§ **Given task**
State how many lines of the records contain the string "ylabel". Give the number alone.

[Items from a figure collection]
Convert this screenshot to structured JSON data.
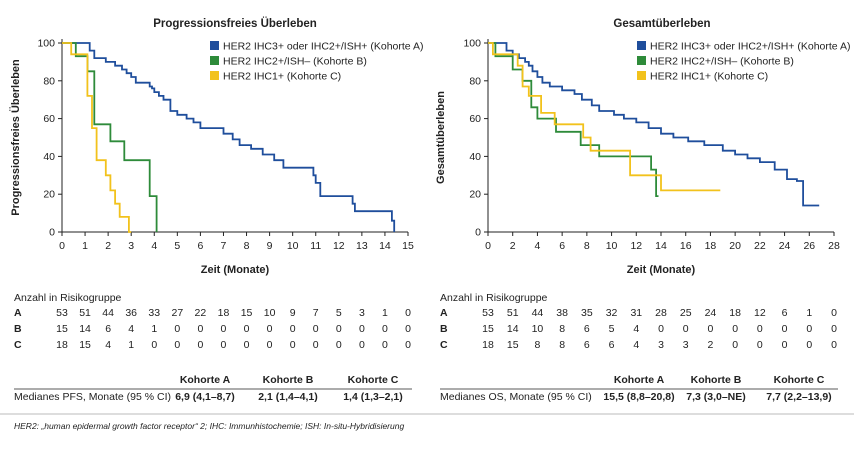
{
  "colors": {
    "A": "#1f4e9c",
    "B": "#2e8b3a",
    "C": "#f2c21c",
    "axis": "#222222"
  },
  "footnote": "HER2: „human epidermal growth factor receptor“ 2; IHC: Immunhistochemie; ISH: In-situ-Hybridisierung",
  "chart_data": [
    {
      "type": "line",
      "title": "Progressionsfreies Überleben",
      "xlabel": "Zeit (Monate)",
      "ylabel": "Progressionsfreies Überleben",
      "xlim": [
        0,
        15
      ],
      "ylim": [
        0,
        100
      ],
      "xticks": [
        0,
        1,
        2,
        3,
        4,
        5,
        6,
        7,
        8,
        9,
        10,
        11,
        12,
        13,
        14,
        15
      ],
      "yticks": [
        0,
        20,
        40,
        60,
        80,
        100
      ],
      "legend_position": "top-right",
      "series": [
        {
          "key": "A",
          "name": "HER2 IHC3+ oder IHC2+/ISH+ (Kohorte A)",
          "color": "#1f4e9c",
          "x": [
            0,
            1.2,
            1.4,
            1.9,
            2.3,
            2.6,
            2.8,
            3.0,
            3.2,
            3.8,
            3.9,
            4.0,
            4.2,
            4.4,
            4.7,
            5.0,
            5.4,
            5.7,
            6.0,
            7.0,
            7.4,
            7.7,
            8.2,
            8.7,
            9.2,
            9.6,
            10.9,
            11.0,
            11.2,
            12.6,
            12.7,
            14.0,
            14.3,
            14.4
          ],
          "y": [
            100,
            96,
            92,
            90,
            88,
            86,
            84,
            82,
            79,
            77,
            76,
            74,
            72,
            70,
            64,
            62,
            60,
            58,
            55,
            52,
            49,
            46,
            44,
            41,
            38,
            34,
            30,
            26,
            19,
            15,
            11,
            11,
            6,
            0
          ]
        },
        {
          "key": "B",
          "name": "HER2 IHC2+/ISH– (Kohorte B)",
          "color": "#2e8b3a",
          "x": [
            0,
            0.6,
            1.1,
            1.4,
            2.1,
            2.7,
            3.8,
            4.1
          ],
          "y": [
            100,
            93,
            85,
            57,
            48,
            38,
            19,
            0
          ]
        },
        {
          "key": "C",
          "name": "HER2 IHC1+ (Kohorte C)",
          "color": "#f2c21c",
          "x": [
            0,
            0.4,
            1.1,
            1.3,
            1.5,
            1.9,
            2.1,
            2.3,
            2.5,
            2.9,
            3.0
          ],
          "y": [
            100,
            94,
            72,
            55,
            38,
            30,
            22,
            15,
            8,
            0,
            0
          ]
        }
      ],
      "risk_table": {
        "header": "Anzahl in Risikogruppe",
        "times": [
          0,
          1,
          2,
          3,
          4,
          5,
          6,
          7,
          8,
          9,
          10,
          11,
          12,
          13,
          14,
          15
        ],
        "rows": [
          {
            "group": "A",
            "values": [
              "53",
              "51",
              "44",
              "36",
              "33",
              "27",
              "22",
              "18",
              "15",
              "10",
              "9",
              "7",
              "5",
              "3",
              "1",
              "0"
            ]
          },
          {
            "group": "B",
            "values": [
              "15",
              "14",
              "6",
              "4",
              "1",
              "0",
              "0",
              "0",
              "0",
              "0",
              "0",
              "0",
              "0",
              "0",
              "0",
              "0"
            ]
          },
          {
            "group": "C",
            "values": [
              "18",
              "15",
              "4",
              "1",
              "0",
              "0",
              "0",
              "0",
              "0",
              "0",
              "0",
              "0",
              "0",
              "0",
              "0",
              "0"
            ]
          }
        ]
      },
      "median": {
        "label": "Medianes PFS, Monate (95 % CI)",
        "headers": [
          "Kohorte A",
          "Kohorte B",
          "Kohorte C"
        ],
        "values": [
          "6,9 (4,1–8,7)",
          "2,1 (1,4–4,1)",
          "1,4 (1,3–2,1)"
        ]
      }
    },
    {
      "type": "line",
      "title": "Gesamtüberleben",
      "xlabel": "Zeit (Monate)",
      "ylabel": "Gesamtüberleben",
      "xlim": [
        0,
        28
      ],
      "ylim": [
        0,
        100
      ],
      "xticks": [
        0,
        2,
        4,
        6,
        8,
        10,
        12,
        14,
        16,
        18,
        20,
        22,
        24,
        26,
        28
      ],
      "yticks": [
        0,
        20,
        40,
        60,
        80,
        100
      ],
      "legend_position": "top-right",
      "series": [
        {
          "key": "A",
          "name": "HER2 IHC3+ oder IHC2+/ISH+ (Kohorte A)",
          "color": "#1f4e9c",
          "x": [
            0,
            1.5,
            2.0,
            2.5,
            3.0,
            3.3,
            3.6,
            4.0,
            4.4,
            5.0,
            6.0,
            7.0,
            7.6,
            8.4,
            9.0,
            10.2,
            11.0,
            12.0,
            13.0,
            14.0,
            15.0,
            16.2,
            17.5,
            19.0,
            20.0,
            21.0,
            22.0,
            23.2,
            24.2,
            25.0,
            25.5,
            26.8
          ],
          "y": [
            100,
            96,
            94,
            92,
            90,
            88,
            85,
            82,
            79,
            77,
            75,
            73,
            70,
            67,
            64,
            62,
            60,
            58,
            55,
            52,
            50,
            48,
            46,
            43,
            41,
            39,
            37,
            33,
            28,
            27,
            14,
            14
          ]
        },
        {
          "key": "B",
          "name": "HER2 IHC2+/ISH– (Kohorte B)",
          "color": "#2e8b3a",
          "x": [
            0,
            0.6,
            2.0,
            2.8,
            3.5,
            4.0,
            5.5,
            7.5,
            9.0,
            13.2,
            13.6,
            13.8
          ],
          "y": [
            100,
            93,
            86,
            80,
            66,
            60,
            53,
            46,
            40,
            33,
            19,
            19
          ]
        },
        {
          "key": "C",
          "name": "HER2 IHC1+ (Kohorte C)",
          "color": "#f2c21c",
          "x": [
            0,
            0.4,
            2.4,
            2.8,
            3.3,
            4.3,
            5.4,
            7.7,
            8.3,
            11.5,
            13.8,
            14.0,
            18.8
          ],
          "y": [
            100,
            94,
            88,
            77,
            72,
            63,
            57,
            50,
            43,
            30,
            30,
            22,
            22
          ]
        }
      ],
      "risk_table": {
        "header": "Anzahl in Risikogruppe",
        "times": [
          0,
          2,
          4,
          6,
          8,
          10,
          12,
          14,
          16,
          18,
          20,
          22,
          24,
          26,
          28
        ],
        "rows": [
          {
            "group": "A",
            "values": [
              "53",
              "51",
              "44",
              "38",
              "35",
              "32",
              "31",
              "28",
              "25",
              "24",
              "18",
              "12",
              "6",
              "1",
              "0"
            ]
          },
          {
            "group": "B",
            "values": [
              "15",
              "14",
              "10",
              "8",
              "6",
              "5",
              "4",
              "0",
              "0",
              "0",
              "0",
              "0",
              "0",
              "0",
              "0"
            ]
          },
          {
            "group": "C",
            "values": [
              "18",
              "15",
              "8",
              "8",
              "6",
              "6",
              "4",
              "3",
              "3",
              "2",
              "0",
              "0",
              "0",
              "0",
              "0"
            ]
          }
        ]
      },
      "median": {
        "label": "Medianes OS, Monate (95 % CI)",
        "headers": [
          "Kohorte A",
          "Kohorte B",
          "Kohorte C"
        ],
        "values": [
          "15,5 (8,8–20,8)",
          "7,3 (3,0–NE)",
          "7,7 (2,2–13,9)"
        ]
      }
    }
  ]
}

§ **Solution to the exercise**
2